▶ **Supplied entries**
····················

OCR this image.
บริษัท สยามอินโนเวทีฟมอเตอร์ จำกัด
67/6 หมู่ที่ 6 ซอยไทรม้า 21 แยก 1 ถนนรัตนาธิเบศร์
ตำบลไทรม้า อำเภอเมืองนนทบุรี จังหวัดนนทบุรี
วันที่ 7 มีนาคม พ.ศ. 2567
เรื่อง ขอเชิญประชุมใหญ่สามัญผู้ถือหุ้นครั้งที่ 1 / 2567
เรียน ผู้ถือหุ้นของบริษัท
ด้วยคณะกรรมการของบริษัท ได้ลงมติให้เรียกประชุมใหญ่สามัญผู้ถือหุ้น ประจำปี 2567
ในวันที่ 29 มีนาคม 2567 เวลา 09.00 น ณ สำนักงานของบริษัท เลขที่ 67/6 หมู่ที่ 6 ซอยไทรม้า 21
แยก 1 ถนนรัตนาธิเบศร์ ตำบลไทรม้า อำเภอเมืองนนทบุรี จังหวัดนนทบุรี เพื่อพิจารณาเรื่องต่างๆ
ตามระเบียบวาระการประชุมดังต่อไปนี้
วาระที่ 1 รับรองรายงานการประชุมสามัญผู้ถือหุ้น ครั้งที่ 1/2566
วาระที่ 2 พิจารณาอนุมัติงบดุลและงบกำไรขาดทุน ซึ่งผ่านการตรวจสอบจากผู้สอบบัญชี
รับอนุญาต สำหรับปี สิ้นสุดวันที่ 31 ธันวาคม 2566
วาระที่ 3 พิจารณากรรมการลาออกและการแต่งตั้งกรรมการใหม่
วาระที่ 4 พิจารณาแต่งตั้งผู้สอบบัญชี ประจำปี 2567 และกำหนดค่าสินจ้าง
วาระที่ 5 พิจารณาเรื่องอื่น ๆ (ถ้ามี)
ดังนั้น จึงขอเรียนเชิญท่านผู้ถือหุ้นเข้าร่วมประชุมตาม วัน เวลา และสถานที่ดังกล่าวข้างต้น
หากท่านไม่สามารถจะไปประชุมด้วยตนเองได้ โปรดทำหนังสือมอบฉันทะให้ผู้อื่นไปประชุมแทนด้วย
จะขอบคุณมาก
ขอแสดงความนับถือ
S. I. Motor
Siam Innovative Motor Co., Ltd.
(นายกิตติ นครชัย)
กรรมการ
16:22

····················

▶ **Exercise task**
All records above must be set down exactly, please.

▶ **Written response**
OCR this image.
บริษัท สยามอินโนเวทีฟมอเตอร์ จำกัด
67/6 หมู่ที่ 6 ซอยไทรม้า 21 แยก 1 ถนนรัตนาธิเบศร์
ตำบลไทรม้า อำเภอเมืองนนทบุรี จังหวัดนนทบุรี
วันที่ 7 มีนาคม พ.ศ. 2567
เรื่อง ขอเชิญประชุมใหญ่สามัญผู้ถือหุ้นครั้งที่ 1 / 2567
เรียน ผู้ถือหุ้นของบริษัท
ด้วยคณะกรรมการของบริษัท ได้ลงมติให้เรียกประชุมใหญ่สามัญผู้ถือหุ้น ประจำปี 2567
ในวันที่ 29 มีนาคม 2567 เวลา 09.00 น ณ สำนักงานของบริษัท เลขที่ 67/6 หมู่ที่ 6 ซอยไทรม้า 21
แยก 1 ถนนรัตนาธิเบศร์ ตำบลไทรม้า อำเภอเมืองนนทบุรี จังหวัดนนทบุรี เพื่อพิจารณาเรื่องต่างๆ
ตามระเบียบวาระการประชุมดังต่อไปนี้
วาระที่ 1 รับรองรายงานการประชุมสามัญผู้ถือหุ้น ครั้งที่ 1/2566
วาระที่ 2 พิจารณาอนุมัติงบดุลและงบกำไรขาดทุน ซึ่งผ่านการตรวจสอบจากผู้สอบบัญชี
รับอนุญาต สำหรับปี สิ้นสุดวันที่ 31 ธันวาคม 2566
วาระที่ 3 พิจารณากรรมการลาออกและการแต่งตั้งกรรมการใหม่
วาระที่ 4 พิจารณาแต่งตั้งผู้สอบบัญชี ประจำปี 2567 และกำหนดค่าสินจ้าง
วาระที่ 5 พิจารณาเรื่องอื่น ๆ (ถ้ามี)
ดังนั้น จึงขอเรียนเชิญท่านผู้ถือหุ้นเข้าร่วมประชุมตาม วัน เวลา และสถานที่ดังกล่าวข้างต้น
หากท่านไม่สามารถจะไปประชุมด้วยตนเองได้ โปรดทำหนังสือมอบฉันทะให้ผู้อื่นไปประชุมแทนด้วย
จะขอบคุณมาก
ขอแสดงความนับถือ
S. I. Motor
Siam Innovative Motor Co., Ltd.
(นายกิตติ นครชัย)
กรรมการ
16:22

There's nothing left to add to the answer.